Layout coordinate data
>> start

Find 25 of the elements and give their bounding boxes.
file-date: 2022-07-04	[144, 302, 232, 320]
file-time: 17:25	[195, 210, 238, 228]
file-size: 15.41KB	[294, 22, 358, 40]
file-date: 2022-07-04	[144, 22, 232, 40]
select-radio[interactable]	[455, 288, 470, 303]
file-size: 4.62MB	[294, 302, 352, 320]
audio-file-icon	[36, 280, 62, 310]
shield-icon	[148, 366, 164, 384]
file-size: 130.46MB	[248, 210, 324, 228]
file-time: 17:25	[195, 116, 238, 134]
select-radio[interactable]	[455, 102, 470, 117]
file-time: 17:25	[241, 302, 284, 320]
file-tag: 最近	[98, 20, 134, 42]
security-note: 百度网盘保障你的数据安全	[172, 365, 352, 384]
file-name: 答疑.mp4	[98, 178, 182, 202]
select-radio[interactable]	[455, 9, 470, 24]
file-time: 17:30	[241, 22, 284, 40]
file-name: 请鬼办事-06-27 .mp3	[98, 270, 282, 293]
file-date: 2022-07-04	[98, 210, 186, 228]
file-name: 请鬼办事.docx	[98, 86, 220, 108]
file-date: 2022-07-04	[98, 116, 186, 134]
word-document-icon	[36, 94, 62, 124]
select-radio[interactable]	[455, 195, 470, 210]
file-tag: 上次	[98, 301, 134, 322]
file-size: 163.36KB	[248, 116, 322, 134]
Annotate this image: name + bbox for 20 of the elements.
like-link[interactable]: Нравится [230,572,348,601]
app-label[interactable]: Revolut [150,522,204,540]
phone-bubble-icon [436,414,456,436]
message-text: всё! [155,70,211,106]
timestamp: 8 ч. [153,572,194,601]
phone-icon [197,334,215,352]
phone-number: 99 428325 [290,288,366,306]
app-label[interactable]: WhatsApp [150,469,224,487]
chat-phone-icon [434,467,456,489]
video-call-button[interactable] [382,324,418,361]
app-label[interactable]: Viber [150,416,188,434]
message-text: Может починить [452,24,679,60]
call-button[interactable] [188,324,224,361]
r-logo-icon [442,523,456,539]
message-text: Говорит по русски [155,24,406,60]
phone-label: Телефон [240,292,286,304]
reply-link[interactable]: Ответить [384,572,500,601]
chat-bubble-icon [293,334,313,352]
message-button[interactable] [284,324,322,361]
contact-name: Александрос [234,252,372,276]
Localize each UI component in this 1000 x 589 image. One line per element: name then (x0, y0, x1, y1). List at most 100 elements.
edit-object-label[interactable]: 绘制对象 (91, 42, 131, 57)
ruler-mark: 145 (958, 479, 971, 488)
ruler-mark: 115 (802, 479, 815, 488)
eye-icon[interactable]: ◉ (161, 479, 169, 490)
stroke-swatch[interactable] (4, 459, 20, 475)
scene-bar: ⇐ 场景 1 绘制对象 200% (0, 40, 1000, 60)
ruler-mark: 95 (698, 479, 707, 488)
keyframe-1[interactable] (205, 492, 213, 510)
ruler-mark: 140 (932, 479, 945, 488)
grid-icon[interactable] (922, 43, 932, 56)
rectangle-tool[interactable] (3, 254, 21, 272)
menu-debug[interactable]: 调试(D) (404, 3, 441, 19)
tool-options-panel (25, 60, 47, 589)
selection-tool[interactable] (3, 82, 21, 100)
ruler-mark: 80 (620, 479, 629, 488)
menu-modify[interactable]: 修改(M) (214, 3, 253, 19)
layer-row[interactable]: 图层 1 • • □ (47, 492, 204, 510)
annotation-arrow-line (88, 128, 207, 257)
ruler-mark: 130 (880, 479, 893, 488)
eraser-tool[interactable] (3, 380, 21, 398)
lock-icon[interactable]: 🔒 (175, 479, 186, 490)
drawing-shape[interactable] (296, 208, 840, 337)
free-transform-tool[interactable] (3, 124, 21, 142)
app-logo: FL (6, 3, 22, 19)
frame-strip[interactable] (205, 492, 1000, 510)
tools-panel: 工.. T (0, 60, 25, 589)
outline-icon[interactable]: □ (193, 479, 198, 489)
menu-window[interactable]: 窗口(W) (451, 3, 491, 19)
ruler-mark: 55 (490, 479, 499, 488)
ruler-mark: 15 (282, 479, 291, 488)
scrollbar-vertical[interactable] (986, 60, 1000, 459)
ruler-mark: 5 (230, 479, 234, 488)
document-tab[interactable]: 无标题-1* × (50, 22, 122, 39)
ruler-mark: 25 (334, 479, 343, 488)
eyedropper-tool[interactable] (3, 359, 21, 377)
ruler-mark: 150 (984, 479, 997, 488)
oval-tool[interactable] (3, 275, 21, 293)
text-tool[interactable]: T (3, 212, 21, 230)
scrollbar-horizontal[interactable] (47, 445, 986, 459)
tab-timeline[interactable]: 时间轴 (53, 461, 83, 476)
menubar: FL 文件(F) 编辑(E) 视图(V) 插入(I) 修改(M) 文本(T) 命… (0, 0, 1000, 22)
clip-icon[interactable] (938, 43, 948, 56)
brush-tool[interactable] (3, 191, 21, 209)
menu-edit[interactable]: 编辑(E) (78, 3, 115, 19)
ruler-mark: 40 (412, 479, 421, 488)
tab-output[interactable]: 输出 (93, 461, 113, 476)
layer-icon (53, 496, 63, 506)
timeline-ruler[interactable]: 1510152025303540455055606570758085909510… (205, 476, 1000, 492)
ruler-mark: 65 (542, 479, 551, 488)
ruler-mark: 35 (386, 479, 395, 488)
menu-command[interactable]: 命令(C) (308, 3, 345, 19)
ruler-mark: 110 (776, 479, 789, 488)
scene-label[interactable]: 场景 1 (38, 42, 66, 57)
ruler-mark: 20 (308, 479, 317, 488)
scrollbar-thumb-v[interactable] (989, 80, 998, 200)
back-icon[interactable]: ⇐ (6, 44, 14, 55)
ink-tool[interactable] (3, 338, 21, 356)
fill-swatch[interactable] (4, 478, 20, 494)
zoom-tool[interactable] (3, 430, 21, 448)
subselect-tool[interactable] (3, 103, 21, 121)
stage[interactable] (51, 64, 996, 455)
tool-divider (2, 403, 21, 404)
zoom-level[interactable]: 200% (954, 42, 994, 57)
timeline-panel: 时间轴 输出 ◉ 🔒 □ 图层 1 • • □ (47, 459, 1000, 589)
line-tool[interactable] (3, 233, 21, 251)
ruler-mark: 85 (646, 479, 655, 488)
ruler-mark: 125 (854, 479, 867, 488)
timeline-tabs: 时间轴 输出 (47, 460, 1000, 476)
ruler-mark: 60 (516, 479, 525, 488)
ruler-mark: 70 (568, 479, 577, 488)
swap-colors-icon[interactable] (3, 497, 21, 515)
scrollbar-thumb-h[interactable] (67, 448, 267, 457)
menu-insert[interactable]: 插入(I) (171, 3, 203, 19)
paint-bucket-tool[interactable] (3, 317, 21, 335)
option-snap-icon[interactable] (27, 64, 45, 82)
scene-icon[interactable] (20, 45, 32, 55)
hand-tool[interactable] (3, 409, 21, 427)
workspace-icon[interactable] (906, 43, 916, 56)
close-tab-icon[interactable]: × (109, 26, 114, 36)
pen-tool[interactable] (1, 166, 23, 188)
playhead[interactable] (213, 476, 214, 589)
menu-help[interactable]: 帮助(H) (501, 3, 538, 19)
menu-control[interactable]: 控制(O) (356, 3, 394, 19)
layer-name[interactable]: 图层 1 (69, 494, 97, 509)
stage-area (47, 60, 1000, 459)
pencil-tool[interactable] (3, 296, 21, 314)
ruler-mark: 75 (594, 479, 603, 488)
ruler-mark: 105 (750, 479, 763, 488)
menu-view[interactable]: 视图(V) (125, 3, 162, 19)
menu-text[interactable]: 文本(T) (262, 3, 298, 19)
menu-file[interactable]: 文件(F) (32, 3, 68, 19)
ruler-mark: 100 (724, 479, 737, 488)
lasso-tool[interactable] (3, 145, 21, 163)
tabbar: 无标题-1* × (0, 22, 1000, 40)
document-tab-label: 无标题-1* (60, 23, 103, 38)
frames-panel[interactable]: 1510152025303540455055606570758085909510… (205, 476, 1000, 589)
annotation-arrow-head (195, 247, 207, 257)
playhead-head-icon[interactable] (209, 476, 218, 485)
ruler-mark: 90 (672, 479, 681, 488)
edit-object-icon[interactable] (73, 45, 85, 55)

>> end

INSTRUCTION –
Format the lines from the start of the items through the line containing "365, 352, 384]" as a JSON list of strings, one string per line, with blank lines omitted.

SOLVED PROBLEM –
[
  "Find 25 of the elements and give their bounding boxes.",
  "file-date: 2022-07-04\t[144, 302, 232, 320]",
  "file-time: 17:25\t[195, 210, 238, 228]",
  "file-size: 15.41KB\t[294, 22, 358, 40]",
  "file-date: 2022-07-04\t[144, 22, 232, 40]",
  "select-radio[interactable]\t[455, 288, 470, 303]",
  "file-size: 4.62MB\t[294, 302, 352, 320]",
  "audio-file-icon\t[36, 280, 62, 310]",
  "shield-icon\t[148, 366, 164, 384]",
  "file-size: 130.46MB\t[248, 210, 324, 228]",
  "file-time: 17:25\t[195, 116, 238, 134]",
  "select-radio[interactable]\t[455, 102, 470, 117]",
  "file-time: 17:25\t[241, 302, 284, 320]",
  "file-tag: 最近\t[98, 20, 134, 42]",
  "security-note: 百度网盘保障你的数据安全\t[172, 365, 352, 384]"
]